### REQUIRED TASK
Search the data for the word "Tribune" and copy every line where it occurs.

### DATA SECTION
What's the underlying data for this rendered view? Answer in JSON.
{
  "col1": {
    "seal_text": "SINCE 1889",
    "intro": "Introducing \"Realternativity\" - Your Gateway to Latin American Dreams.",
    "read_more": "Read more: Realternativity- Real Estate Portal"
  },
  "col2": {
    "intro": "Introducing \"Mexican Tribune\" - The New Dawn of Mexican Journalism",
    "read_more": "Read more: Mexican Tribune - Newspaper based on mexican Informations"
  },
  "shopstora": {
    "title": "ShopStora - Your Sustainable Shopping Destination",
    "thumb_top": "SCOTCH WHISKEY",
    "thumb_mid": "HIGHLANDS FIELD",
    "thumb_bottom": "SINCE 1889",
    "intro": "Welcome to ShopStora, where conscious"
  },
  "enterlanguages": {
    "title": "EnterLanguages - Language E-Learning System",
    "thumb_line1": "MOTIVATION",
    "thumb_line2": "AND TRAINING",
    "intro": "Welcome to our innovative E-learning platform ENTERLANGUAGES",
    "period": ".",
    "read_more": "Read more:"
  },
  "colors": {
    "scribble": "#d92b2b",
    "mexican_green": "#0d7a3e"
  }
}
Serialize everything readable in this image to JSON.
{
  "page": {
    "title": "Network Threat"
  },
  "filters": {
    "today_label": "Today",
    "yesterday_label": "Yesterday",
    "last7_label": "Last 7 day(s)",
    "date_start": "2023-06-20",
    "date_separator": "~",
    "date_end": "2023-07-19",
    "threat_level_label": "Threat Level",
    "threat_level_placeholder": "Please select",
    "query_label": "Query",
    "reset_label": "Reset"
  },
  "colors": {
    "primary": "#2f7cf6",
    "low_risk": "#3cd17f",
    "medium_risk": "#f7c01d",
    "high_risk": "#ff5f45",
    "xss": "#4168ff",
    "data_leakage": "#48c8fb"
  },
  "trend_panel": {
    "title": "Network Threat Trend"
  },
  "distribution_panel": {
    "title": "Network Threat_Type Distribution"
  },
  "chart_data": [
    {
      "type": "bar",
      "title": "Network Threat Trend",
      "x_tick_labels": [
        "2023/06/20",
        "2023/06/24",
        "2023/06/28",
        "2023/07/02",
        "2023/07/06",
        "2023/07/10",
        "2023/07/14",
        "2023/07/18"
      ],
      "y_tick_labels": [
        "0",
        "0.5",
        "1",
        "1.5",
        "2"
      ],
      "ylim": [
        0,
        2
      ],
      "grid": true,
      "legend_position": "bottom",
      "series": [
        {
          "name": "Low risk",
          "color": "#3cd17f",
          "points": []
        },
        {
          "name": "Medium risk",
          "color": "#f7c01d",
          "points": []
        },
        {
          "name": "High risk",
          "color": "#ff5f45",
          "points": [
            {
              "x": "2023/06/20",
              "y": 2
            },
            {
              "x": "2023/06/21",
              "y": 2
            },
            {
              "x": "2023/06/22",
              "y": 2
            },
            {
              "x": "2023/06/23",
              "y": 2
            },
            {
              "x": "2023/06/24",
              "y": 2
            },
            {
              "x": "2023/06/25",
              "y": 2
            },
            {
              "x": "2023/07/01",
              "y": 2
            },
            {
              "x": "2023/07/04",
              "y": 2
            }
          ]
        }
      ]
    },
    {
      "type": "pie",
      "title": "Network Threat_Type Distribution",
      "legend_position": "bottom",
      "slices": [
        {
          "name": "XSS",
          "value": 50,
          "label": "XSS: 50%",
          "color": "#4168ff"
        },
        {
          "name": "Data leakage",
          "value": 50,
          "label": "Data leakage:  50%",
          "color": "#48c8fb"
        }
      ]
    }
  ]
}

* * *

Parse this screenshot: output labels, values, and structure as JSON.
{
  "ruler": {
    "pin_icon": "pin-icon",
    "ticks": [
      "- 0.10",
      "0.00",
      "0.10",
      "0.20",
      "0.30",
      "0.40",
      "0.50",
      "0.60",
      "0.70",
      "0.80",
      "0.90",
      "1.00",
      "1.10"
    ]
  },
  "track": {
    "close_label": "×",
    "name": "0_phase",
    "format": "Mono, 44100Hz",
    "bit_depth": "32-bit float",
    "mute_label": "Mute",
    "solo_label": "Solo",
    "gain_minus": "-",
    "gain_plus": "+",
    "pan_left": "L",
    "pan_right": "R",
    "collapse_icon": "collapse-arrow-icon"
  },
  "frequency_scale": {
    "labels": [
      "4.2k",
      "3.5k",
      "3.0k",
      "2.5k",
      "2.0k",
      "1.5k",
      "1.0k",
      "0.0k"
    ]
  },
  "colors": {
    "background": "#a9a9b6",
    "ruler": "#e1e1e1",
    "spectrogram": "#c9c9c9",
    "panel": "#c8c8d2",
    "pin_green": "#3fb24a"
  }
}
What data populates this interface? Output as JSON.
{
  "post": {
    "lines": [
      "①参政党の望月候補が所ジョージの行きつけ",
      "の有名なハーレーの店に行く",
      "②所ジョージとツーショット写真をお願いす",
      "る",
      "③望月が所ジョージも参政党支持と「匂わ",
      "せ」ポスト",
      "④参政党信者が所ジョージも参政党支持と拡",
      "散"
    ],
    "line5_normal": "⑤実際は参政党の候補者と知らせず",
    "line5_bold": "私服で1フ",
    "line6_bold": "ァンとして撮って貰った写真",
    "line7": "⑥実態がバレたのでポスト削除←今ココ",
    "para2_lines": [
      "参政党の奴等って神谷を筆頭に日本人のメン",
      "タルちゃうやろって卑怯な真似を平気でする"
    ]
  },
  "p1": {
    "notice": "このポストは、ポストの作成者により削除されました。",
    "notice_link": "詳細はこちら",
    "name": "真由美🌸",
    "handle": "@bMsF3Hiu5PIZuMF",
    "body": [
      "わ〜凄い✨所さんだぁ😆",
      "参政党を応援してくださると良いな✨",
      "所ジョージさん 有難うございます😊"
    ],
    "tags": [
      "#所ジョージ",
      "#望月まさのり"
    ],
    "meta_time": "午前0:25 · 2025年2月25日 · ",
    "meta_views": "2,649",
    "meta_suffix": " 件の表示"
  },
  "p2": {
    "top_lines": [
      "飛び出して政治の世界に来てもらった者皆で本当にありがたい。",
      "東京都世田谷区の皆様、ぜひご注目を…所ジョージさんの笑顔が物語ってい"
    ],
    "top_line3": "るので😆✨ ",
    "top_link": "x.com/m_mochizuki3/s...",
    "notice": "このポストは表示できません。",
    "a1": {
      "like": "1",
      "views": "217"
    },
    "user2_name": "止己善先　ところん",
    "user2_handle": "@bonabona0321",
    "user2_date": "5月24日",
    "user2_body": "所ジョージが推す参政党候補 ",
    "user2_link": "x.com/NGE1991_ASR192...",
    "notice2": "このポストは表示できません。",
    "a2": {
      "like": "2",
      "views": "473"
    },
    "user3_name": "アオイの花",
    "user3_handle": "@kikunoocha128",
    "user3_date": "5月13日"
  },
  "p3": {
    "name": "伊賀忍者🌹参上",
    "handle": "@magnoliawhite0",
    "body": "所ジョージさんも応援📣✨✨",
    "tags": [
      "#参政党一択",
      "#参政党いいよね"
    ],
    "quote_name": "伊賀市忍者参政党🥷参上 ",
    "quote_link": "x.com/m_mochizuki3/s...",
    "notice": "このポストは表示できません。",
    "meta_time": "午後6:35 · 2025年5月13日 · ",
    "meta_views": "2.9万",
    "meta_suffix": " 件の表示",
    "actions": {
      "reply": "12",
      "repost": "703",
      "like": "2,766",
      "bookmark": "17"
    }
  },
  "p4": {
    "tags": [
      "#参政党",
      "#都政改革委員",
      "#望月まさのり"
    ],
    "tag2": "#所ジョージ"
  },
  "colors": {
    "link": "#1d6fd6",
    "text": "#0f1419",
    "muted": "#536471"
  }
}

---

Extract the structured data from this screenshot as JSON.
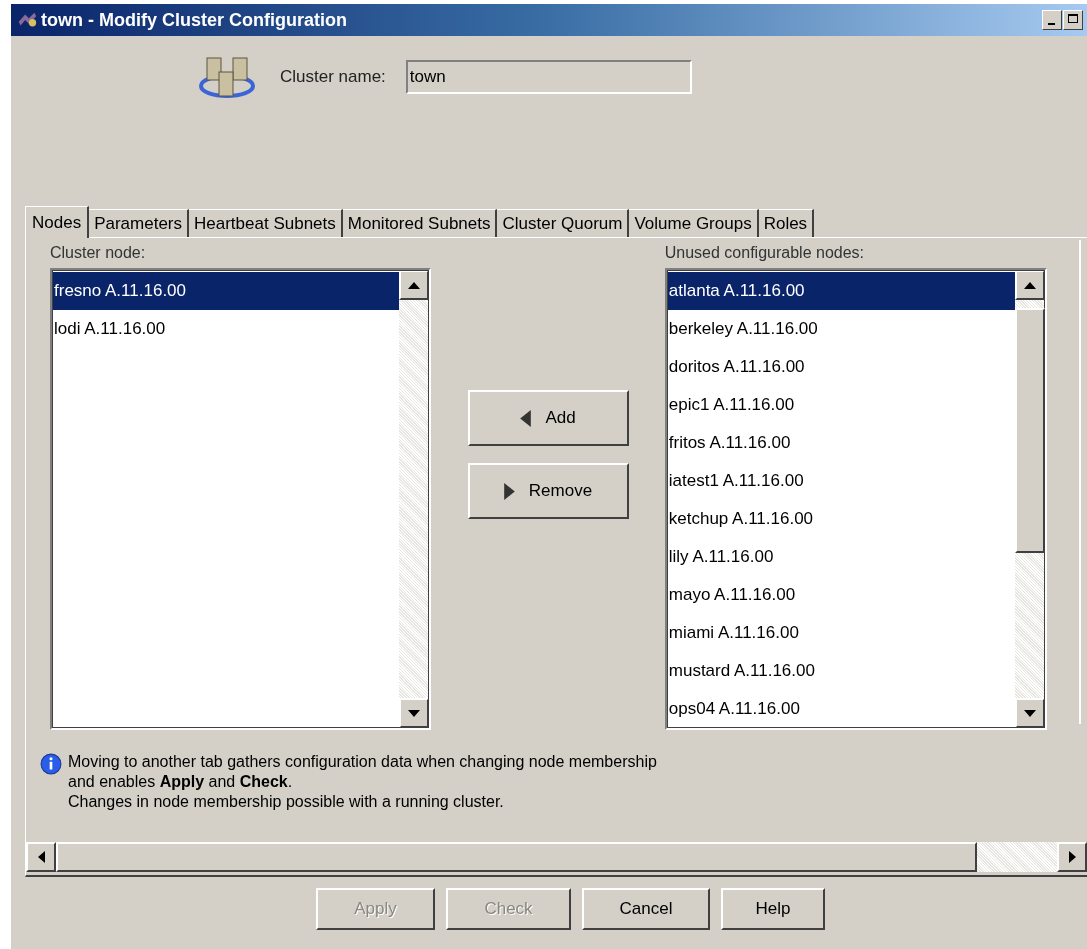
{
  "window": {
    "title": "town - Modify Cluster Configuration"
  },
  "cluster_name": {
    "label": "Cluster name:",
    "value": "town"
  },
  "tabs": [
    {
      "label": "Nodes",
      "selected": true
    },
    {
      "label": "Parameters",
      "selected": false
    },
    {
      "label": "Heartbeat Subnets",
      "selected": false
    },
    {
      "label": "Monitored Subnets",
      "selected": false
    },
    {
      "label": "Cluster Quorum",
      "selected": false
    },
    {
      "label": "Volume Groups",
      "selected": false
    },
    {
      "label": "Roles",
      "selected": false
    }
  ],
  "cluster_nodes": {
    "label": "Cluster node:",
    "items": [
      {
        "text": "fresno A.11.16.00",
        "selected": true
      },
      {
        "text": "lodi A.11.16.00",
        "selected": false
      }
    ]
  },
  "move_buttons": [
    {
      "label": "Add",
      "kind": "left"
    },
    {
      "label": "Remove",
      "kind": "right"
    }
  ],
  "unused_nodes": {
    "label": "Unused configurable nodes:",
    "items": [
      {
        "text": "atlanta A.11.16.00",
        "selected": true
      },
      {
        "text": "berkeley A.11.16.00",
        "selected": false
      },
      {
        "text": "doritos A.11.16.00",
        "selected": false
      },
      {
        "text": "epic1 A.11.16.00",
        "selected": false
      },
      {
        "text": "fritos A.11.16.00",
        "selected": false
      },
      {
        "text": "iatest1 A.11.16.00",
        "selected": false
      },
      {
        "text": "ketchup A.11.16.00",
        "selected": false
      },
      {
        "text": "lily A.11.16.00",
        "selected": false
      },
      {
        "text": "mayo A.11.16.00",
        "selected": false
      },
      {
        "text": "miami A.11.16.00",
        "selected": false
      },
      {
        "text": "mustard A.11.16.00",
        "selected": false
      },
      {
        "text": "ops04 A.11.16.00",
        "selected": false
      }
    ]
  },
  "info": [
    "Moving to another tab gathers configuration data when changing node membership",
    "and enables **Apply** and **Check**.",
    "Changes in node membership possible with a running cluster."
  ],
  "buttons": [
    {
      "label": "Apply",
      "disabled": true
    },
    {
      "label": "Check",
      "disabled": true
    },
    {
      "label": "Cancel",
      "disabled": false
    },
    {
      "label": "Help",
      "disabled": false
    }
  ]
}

### SOLUTION BELOW
    "intro": "Introducing \"Mexican Tribune\" - The New Dawn of Mexican Journalism",
    "read_more": "Read more: Mexican Tribune - Newspaper based on mexican Informations"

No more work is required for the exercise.